### Your goal
From the line that contains "Serialize everything readable" to the end of the records below, copy every line exactly. Both the first and last of these lines count.

START Records supplied

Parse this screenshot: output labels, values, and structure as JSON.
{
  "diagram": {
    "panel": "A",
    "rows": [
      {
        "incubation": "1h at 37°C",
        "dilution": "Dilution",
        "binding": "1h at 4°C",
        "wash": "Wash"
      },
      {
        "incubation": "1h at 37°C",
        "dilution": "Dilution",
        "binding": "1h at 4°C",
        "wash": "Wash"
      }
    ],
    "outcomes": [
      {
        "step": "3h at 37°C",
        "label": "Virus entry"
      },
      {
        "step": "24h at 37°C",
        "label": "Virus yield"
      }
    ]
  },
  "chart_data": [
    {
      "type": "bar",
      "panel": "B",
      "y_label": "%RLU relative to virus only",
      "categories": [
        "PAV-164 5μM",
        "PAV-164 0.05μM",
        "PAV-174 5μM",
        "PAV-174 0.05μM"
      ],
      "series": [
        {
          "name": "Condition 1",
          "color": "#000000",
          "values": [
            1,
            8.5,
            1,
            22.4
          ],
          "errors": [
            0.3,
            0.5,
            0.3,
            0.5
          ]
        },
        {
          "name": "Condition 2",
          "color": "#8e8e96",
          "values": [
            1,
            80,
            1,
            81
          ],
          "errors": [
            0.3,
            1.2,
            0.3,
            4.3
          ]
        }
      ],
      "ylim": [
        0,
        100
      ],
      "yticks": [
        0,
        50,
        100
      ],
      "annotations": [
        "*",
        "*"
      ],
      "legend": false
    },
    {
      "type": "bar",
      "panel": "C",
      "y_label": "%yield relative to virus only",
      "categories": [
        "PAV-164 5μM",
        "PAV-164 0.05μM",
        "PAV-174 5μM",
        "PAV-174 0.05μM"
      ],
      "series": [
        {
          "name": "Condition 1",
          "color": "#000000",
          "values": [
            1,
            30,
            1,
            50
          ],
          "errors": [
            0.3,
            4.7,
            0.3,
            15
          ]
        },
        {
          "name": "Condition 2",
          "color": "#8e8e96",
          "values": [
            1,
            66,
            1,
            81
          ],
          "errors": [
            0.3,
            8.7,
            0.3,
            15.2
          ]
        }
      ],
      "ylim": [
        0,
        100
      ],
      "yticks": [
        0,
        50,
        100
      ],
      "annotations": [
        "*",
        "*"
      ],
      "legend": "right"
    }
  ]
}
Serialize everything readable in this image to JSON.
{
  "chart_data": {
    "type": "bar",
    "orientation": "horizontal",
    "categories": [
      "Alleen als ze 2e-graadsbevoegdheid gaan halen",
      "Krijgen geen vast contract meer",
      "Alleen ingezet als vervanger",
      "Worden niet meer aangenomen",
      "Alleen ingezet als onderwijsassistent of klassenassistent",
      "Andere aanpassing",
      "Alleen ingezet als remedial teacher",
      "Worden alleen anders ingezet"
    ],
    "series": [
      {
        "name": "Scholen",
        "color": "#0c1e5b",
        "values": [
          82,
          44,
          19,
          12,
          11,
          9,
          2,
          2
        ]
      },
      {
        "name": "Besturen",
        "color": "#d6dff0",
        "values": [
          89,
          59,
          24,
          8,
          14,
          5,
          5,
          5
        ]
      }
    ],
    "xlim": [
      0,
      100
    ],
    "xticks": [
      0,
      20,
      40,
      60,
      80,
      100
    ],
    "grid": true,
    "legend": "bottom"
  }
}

END Records supplied

### Task result
Serialize everything readable in this image to JSON.
{
  "chart_data": {
    "type": "bar",
    "orientation": "horizontal",
    "categories": [
      "Alleen als ze 2e-graadsbevoegdheid gaan halen",
      "Krijgen geen vast contract meer",
      "Alleen ingezet als vervanger",
      "Worden niet meer aangenomen",
      "Alleen ingezet als onderwijsassistent of klassenassistent",
      "Andere aanpassing",
      "Alleen ingezet als remedial teacher",
      "Worden alleen anders ingezet"
    ],
    "series": [
      {
        "name": "Scholen",
        "color": "#0c1e5b",
        "values": [
          82,
          44,
          19,
          12,
          11,
          9,
          2,
          2
        ]
      },
      {
        "name": "Besturen",
        "color": "#d6dff0",
        "values": [
          89,
          59,
          24,
          8,
          14,
          5,
          5,
          5
        ]
      }
    ],
    "xlim": [
      0,
      100
    ],
    "xticks": [
      0,
      20,
      40,
      60,
      80,
      100
    ],
    "grid": true,
    "legend": "bottom"
  }
}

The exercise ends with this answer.